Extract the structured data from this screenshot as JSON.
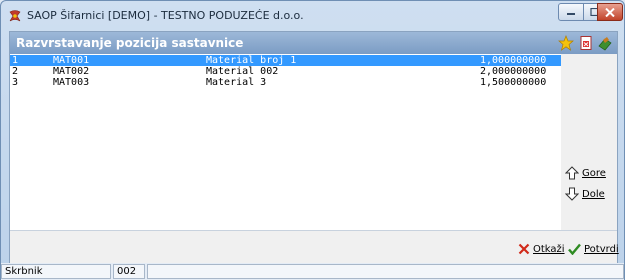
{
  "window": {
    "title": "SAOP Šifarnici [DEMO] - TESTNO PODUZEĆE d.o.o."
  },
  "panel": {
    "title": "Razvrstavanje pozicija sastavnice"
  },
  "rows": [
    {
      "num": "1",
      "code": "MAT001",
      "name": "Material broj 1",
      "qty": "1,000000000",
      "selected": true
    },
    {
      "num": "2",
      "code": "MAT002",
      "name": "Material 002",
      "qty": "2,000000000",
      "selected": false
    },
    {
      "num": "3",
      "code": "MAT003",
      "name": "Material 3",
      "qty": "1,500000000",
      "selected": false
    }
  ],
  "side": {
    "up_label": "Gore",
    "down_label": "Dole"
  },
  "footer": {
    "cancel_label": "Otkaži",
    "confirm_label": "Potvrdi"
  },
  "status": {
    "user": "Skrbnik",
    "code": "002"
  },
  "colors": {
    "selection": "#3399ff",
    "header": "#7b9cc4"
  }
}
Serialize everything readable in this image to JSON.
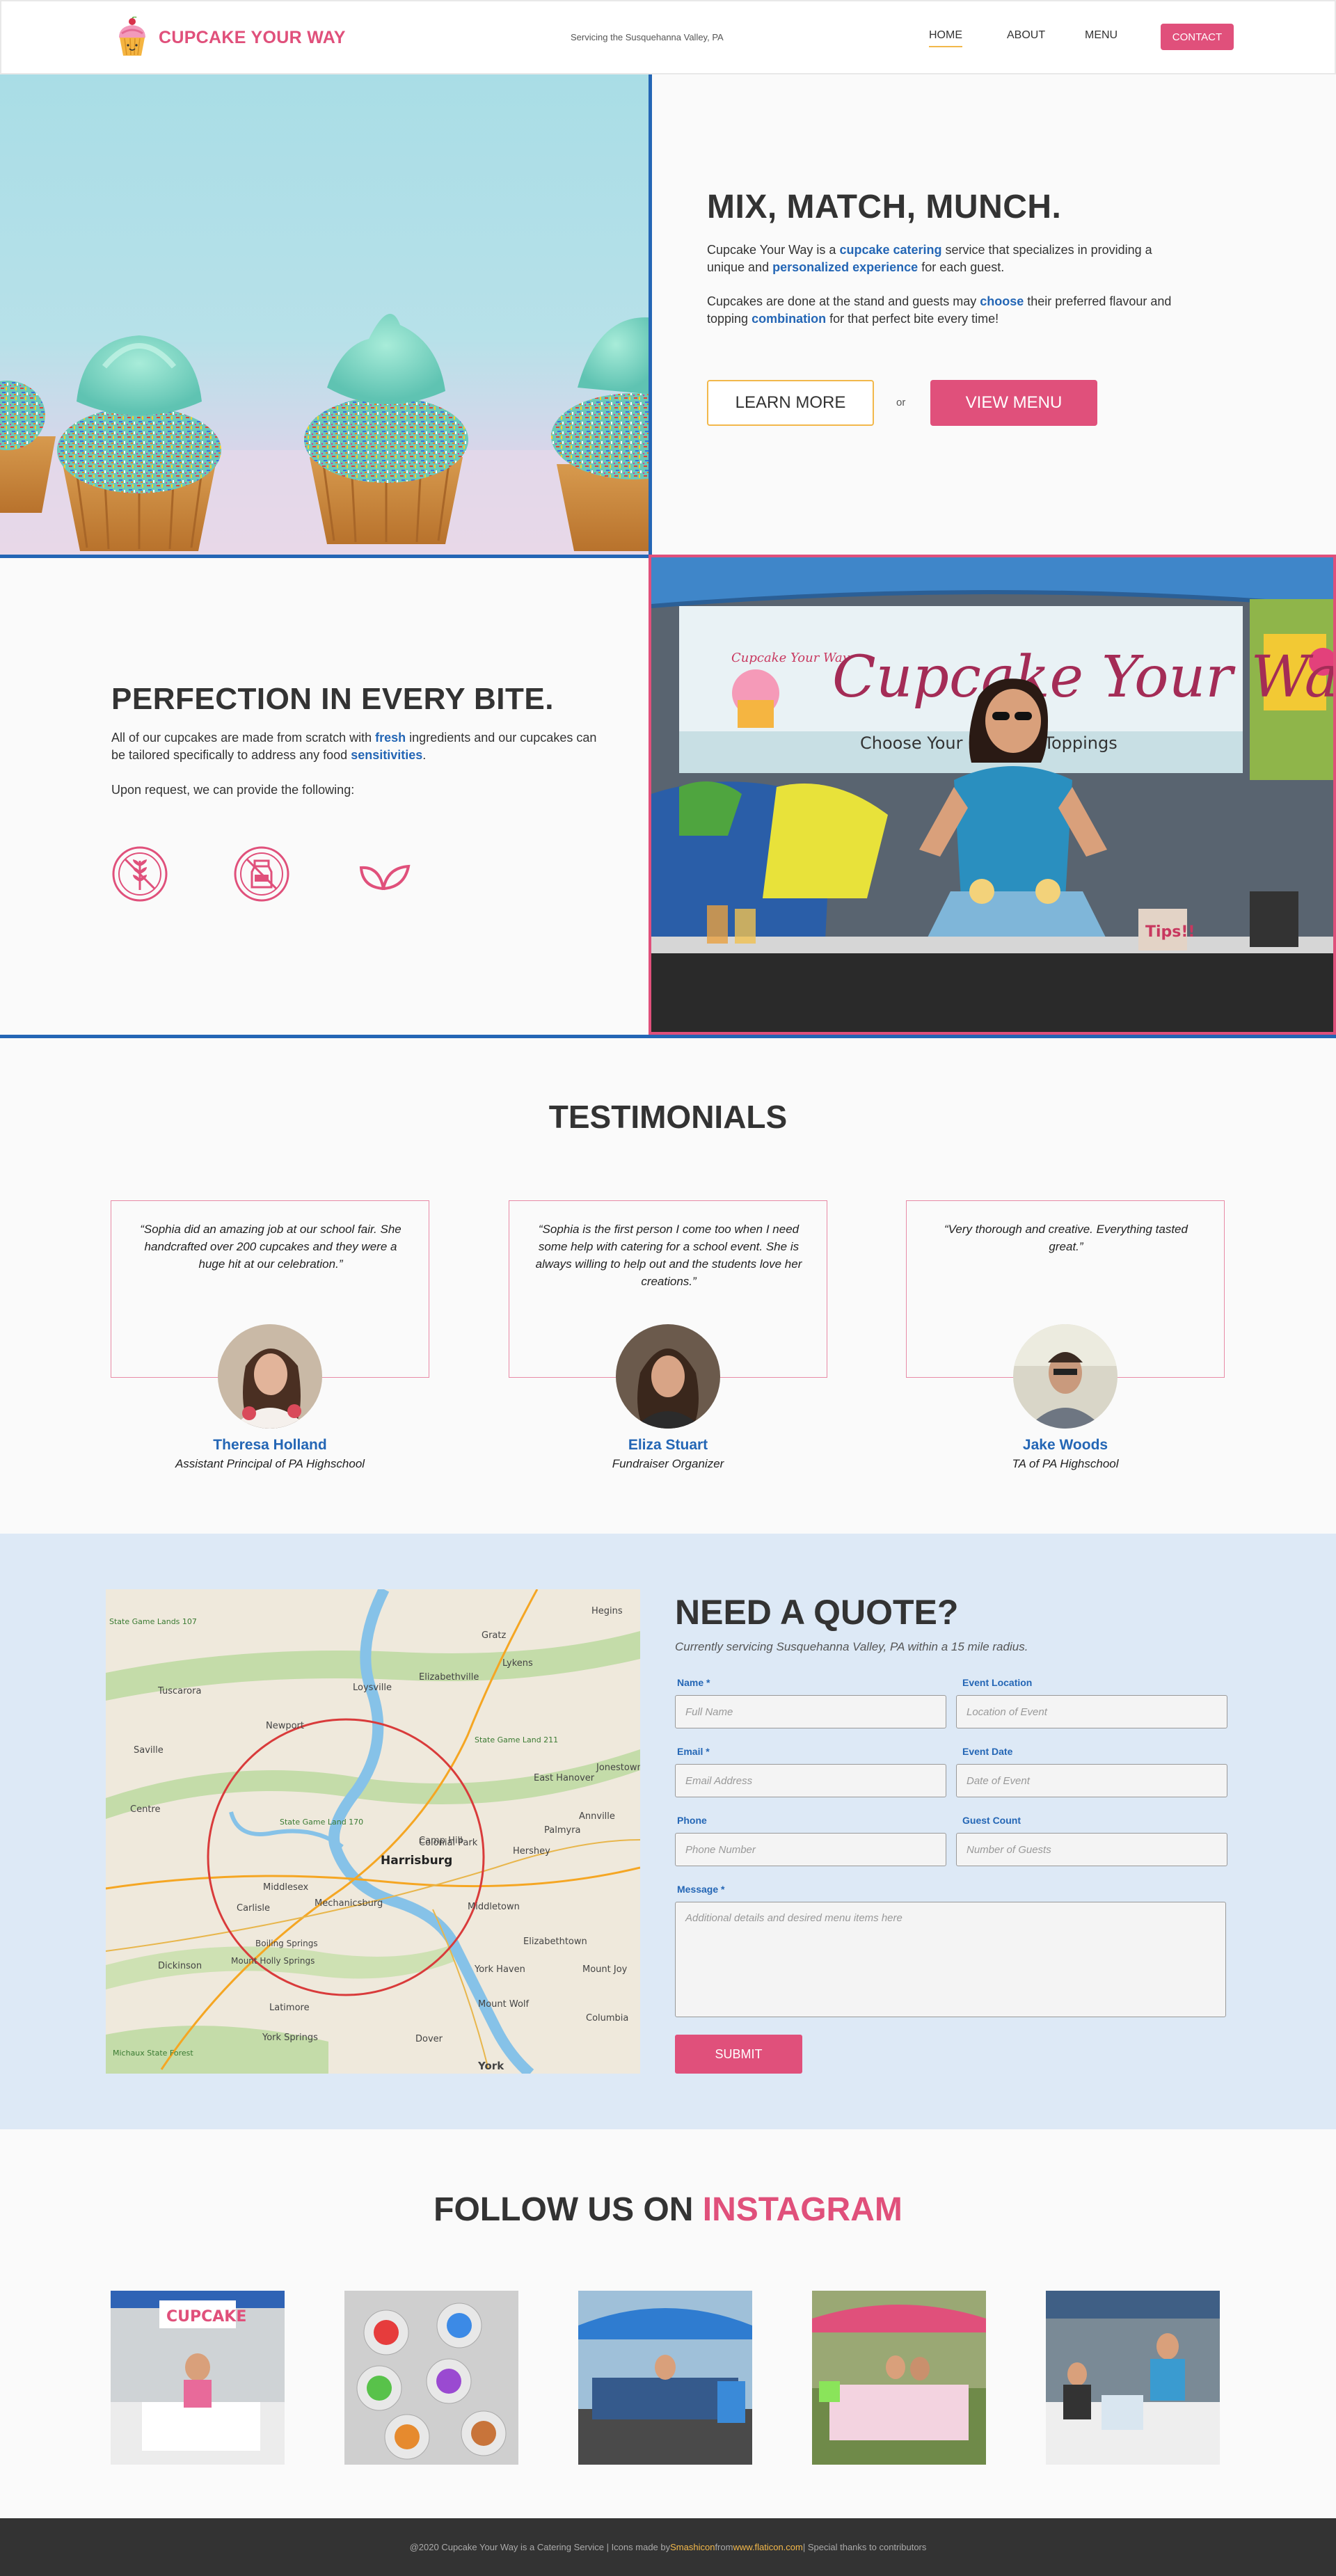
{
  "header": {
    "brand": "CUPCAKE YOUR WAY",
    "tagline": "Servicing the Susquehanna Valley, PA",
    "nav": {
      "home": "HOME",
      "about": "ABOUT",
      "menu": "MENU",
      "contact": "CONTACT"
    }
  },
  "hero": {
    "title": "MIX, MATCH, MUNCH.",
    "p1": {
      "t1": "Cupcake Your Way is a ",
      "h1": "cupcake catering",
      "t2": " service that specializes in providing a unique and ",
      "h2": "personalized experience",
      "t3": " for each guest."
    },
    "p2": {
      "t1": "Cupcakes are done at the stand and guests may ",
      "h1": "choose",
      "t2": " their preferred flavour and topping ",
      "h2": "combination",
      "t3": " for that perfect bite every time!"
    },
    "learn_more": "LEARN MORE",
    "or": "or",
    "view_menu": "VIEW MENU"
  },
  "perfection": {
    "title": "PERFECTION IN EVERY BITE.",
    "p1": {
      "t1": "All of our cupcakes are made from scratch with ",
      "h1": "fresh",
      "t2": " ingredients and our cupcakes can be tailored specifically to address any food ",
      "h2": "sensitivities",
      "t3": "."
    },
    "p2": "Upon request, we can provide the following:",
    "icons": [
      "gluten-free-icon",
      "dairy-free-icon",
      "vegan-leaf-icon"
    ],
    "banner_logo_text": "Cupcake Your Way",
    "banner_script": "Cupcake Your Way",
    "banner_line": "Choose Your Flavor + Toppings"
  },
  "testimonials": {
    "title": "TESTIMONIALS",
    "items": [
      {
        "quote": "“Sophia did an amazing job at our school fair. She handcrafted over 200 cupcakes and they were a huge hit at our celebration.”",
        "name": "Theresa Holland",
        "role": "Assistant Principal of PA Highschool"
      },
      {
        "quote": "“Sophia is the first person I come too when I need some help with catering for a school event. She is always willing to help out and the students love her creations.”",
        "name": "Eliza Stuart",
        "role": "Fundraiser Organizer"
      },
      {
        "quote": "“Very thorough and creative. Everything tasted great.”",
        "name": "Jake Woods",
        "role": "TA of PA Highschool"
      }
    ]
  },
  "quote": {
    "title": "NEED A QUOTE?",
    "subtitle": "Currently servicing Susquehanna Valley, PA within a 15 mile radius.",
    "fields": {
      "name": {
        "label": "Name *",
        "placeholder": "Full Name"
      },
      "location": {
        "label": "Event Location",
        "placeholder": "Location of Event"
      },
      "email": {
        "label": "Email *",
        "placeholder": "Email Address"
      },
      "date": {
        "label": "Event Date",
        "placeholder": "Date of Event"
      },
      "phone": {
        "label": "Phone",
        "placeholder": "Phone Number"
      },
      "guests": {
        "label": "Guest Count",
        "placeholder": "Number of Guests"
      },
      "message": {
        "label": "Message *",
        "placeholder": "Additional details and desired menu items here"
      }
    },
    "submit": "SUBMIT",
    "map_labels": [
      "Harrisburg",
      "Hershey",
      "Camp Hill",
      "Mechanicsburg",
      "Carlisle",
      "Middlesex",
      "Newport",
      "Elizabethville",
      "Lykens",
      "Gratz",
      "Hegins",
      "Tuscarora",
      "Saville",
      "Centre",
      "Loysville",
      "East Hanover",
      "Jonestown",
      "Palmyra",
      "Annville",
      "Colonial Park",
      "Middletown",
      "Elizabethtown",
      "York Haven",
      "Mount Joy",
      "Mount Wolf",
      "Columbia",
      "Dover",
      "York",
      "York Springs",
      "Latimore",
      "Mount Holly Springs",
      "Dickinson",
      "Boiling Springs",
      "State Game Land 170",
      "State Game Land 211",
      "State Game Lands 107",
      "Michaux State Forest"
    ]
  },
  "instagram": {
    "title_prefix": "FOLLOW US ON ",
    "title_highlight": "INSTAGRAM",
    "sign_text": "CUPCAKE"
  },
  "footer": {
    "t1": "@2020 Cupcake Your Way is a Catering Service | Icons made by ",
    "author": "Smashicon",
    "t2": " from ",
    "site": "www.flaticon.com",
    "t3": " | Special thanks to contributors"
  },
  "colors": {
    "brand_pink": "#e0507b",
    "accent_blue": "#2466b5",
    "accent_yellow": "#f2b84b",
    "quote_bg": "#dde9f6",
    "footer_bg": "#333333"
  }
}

——————————

Description of the task:
Pull out all lines containing the word "Mount" from the entries above.

Solution to the exercise:
      "Mount Joy",
      "Mount Wolf",
      "Mount Holly Springs",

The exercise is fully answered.